__Goal of the exercise__
Write the listing out again, all of it, word for word.

__Provided data__
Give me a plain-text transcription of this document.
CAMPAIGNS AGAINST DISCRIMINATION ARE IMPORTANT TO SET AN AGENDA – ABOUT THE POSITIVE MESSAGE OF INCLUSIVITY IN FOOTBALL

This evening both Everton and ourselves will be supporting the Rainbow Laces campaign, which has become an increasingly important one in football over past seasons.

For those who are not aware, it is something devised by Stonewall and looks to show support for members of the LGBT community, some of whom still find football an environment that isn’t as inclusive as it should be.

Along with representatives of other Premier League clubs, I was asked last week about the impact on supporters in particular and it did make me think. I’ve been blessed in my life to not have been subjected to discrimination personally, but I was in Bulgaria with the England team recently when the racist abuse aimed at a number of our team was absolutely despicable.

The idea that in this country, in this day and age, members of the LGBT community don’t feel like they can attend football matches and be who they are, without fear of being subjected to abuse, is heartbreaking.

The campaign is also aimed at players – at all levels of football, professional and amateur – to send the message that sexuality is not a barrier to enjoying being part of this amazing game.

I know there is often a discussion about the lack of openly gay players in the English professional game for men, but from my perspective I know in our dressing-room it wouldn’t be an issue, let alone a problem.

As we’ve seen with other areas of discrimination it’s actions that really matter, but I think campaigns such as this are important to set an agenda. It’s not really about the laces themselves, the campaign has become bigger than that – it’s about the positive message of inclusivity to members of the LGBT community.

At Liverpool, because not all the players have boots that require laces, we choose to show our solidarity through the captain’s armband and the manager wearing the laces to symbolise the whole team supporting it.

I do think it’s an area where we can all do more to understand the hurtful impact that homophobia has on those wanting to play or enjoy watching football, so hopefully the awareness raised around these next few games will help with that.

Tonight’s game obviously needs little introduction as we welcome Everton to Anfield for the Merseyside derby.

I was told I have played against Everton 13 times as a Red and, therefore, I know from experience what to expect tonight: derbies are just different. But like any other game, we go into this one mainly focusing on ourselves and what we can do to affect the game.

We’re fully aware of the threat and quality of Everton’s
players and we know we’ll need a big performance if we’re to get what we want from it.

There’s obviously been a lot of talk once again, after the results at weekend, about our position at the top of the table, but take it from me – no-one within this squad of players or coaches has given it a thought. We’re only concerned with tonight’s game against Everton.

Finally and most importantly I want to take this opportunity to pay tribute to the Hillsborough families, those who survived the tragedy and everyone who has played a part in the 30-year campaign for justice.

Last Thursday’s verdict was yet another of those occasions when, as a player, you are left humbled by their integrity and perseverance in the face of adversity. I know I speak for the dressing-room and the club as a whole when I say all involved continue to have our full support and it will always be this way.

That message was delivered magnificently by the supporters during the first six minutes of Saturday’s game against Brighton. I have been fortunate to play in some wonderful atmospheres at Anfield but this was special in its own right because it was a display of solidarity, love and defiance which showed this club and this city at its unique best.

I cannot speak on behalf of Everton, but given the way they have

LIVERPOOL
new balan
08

__Result for this task__
Give me a plain-text transcription of this document.
CAMPAIGNS AGAINST DISCRIMINATION ARE IMPORTANT TO SET AN AGENDA – ABOUT THE POSITIVE MESSAGE OF INCLUSIVITY IN FOOTBALL

This evening both Everton and ourselves will be supporting the Rainbow Laces campaign, which has become an increasingly important one in football over past seasons.

For those who are not aware, it is something devised by Stonewall and looks to show support for members of the LGBT community, some of whom still find football an environment that isn’t as inclusive as it should be.

Along with representatives of other Premier League clubs, I was asked last week about the impact on supporters in particular and it did make me think. I’ve been blessed in my life to not have been subjected to discrimination personally, but I was in Bulgaria with the England team recently when the racist abuse aimed at a number of our team was absolutely despicable.

The idea that in this country, in this day and age, members of the LGBT community don’t feel like they can attend football matches and be who they are, without fear of being subjected to abuse, is heartbreaking.

The campaign is also aimed at players – at all levels of football, professional and amateur – to send the message that sexuality is not a barrier to enjoying being part of this amazing game.

I know there is often a discussion about the lack of openly gay players in the English professional game for men, but from my perspective I know in our dressing-room it wouldn’t be an issue, let alone a problem.

As we’ve seen with other areas of discrimination it’s actions that really matter, but I think campaigns such as this are important to set an agenda. It’s not really about the laces themselves, the campaign has become bigger than that – it’s about the positive message of inclusivity to members of the LGBT community.

At Liverpool, because not all the players have boots that require laces, we choose to show our solidarity through the captain’s armband and the manager wearing the laces to symbolise the whole team supporting it.

I do think it’s an area where we can all do more to understand the hurtful impact that homophobia has on those wanting to play or enjoy watching football, so hopefully the awareness raised around these next few games will help with that.

Tonight’s game obviously needs little introduction as we welcome Everton to Anfield for the Merseyside derby.

I was told I have played against Everton 13 times as a Red and, therefore, I know from experience what to expect tonight: derbies are just different. But like any other game, we go into this one mainly focusing on ourselves and what we can do to affect the game.

We’re fully aware of the threat and quality of Everton’s
players and we know we’ll need a big performance if we’re to get what we want from it.

There’s obviously been a lot of talk once again, after the results at weekend, about our position at the top of the table, but take it from me – no-one within this squad of players or coaches has given it a thought. We’re only concerned with tonight’s game against Everton.

Finally and most importantly I want to take this opportunity to pay tribute to the Hillsborough families, those who survived the tragedy and everyone who has played a part in the 30-year campaign for justice.

Last Thursday’s verdict was yet another of those occasions when, as a player, you are left humbled by their integrity and perseverance in the face of adversity. I know I speak for the dressing-room and the club as a whole when I say all involved continue to have our full support and it will always be this way.

That message was delivered magnificently by the supporters during the first six minutes of Saturday’s game against Brighton. I have been fortunate to play in some wonderful atmospheres at Anfield but this was special in its own right because it was a display of solidarity, love and defiance which showed this club and this city at its unique best.

I cannot speak on behalf of Everton, but given the way they have

LIVERPOOL
new balan
08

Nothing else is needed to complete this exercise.